§ EXERCISE INSTRUCTIONS: Set down every entry again word for word, please, but skip the pictures.

[start of EXERCISE DATA]

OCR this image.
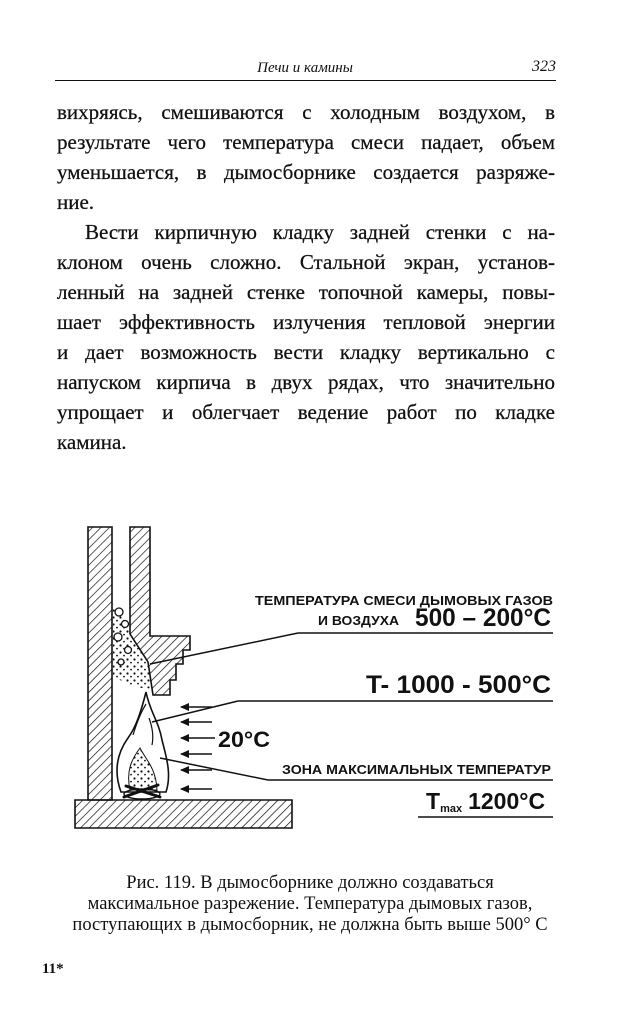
Печи и камины	323
вихряясь, смешиваются с холодным воздухом, в
результате чего температура смеси падает, объем
уменьшается, в дымосборнике создается разряже-
ние.
Вести кирпичную кладку задней стенки с на-
клоном очень сложно. Стальной экран, установ-
ленный на задней стенке топочной камеры, повы-
шает эффективность излучения тепловой энергии
и дает возможность вести кладку вертикально с
напуском кирпича в двух рядах, что значительно
упрощает и облегчает ведение работ по кладке
камина.
ТЕМПЕРАТУРА СМЕСИ ДЫМОВЫХ ГАЗОВ
И ВОЗДУХА 500 – 200°C
T- 1000 - 500°C
20°C
ЗОНА МАКСИМАЛЬНЫХ ТЕМПЕРАТУР
Tmax 1200°C
Рис. 119. В дымосборнике должно создаваться
максимальное разрежение. Температура дымовых газов,
поступающих в дымосборник, не должна быть выше 500° С
11*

[end of EXERCISE DATA]

§ THE COMPLETED TASK:
OCR this image.
Печи и камины	323
вихряясь, смешиваются с холодным воздухом, в
результате чего температура смеси падает, объем
уменьшается, в дымосборнике создается разряже-
ние.
Вести кирпичную кладку задней стенки с на-
клоном очень сложно. Стальной экран, установ-
ленный на задней стенке топочной камеры, повы-
шает эффективность излучения тепловой энергии
и дает возможность вести кладку вертикально с
напуском кирпича в двух рядах, что значительно
упрощает и облегчает ведение работ по кладке
камина.
ТЕМПЕРАТУРА СМЕСИ ДЫМОВЫХ ГАЗОВ
И ВОЗДУХА 500 – 200°C
T- 1000 - 500°C
20°C
ЗОНА МАКСИМАЛЬНЫХ ТЕМПЕРАТУР
Tmax 1200°C
Рис. 119. В дымосборнике должно создаваться
максимальное разрежение. Температура дымовых газов,
поступающих в дымосборник, не должна быть выше 500° С
11*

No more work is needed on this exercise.